This post is a slightly amended version of the presentation that Jan Weigner gave during Cinegy’s Technical Conference 2021, which was live-streamed on March 25th and is now available to view as a recording.

The post is named "Bytes and Pieces", as a general headline to cover all of the things that are going to be discussed. We’re going to review GPUs, CPUs, the latest greatest smartphones and what you can do with them. The latest Intel NUC and some of the greatest PCI for SSDs will also be reviewed. It will provide pointers and also a view at what has really changed in the last five years. A lot of things have changed, and surprisingly, in a lot of areas where more progress could be expected, anticipated things haven’t happened.

CPUs

Let’s start by looking at CPUs and what has changed in recent years. Here is what we had five years ago and what we have today.

CPU-evolution-1

Five years ago Intel was still a Skylake architecture, something like the Core i7-6700. There are still plenty of those machines around.

AMD five years ago – that was Athlon and Opteron, because the Zen architecture only got launched in 2017.

ARM five years ago – smartphones and tablets were embedded everywhere. But if we look at today, things have changed quite dramatically, especially for ARM.

Intel now finally has Tigerlake, it is already in laptops, it’ll come to the Xeons.

On the desktops for now, it’ll be 14 nm and there’s a hope that in the second half of this year we will see those then coming out in 10 nm as well. We have already seen the launch of Zen 3 and 3rd generation on 7 nm for the Ryzens. Now we have seen it for the EPYCs being announced and finally then, of course, for workstations. Threadripper is going to come as well.

So, all around is a good progress, but the real change that has really started to happen in the last couple of years was more and more ARM on servers. And now with the giant Apple switch away from Intel, there will be more and more ARM on laptops, on desktops, but really in the data center. Also, more and more ARM in the cloud, in any area. So, ARM is really where a lot of things is going to happen. If you think that Intel should be afraid of our friends at AMD, the bigger threat actually may be ARM in the long run.

Ryzen 9 5950 is a 16-core Zen 3 Ryzen, as the top level of what you can get for desktop and workstation machines from AMD today. Of course, there’s still the workstation range with the Threadripper. Threadripper is going up to 64 cores, but it’s still Zen 2 that should soon also be upgraded to Zen 3. An announcement has been made that the EPYC is being lifted to Zen 3 with another 10-20% efficiency gain, which is already fantastic. And quite frankly, Intel has a problem and Intel knows that themselves. On the other hand, whatever they can manufacture, they can also sell. So, the problem is kind of limited, but in terms of prestige or sought leadership, certainly, currently AMD with their CPUs has the lead. We’ll see how Intel will catch up, don’t count them out. But for now, if you today had to build a top-end desktop or a top-end workstation, you are hard-pressed not to go for AMD. Of course, if you can find the CPUs, but it’s the same problem that we have with the GPUs, and you just have to pay the premium and still you can arguably say that for the money you pay you still get a premium quality product.
▬▬▬▬▬▬
- Given problem 1: Check each statement against the post and answer yes or no, quoting the words of the post that decide it: (a) AMD's Zen architecture launched in 2017. (b) Threadripper already runs on Zen 3. (c) The Ryzen 9 5950 has 16 cores.
- Given problem 2: Please return the passage of the post from "This post is" to "things haven’t happened.", copied word for word.

- Record set:
▬▬▬▬▬▬
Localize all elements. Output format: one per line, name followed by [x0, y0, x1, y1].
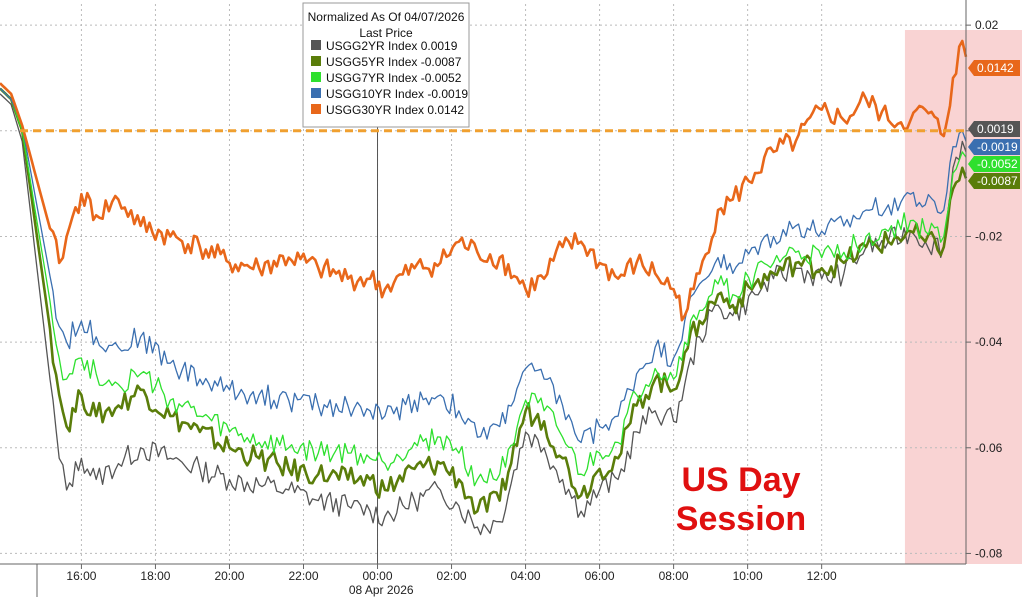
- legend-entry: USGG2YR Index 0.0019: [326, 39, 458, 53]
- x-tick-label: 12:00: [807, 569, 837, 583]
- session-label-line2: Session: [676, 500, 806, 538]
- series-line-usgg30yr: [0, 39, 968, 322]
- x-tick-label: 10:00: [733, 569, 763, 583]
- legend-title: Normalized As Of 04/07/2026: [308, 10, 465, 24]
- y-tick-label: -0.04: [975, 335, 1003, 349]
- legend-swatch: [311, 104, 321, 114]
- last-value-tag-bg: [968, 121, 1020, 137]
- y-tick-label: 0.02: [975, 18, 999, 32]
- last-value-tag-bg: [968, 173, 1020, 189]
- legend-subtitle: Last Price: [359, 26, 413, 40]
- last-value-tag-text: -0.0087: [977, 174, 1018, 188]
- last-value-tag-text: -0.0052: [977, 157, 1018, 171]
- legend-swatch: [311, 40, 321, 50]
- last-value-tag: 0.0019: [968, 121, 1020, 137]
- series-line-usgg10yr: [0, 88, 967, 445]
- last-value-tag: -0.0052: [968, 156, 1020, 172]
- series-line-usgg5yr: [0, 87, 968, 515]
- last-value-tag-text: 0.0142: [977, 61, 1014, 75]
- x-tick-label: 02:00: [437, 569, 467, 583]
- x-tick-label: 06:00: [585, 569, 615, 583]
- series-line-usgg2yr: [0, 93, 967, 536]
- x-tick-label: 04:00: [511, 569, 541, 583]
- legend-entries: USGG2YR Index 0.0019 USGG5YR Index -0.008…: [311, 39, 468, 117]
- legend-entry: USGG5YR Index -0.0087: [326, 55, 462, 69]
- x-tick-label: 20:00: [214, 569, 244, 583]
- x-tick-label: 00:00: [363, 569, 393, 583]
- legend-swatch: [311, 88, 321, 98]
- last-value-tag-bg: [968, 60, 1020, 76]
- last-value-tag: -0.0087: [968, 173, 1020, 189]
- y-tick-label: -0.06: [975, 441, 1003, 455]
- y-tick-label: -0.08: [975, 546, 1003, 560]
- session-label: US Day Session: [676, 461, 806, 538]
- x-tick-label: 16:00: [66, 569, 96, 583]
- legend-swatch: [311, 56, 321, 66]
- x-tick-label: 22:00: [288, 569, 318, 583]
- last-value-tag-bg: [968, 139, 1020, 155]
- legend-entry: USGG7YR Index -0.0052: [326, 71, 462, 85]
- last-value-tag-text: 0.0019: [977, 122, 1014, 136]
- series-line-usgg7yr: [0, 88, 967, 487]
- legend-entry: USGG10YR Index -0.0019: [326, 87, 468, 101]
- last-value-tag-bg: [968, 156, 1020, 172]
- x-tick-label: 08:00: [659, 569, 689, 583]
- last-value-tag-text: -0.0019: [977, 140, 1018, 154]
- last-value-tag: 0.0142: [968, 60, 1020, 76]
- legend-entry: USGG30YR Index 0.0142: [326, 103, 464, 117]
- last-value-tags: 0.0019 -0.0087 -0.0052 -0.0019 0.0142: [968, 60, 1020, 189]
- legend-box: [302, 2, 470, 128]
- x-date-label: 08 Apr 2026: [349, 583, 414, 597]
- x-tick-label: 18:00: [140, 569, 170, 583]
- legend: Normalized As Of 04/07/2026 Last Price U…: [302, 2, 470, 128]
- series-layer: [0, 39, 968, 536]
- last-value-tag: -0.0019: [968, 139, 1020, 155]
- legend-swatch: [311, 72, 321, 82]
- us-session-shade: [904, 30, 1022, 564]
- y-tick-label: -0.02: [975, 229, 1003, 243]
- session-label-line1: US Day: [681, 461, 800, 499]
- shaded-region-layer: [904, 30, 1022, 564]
▬▬▬▬▬▬
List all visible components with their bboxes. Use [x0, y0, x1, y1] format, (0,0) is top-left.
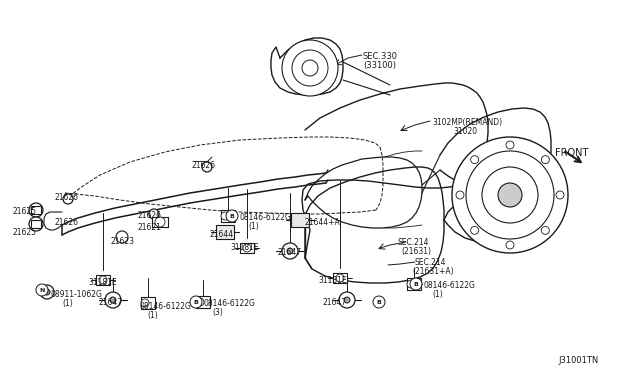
▬▬▬▬▬▬
- Worked solution 1:
(a) Yes: "the Zen architecture only got launched in 2017"
(b) No: "it’s still Zen 2 that should soon also be upgraded to Zen 3"
(c) Yes: "Ryzen 9 5950 is a 16-core Zen 3 Ryzen"

- Worked solution 2:
This post is a slightly amended version of the presentation that Jan Weigner gave during Cinegy’s Technical Conference 2021, which was live-streamed on March 25th and is now available to view as a recording.

The post is named "Bytes and Pieces", as a general headline to cover all of the things that are going to be discussed. We’re going to review GPUs, CPUs, the latest greatest smartphones and what you can do with them. The latest Intel NUC and some of the greatest PCI for SSDs will also be reviewed. It will provide pointers and also a view at what has really changed in the last five years. A lot of things have changed, and surprisingly, in a lot of areas where more progress could be expected, anticipated things haven’t happened.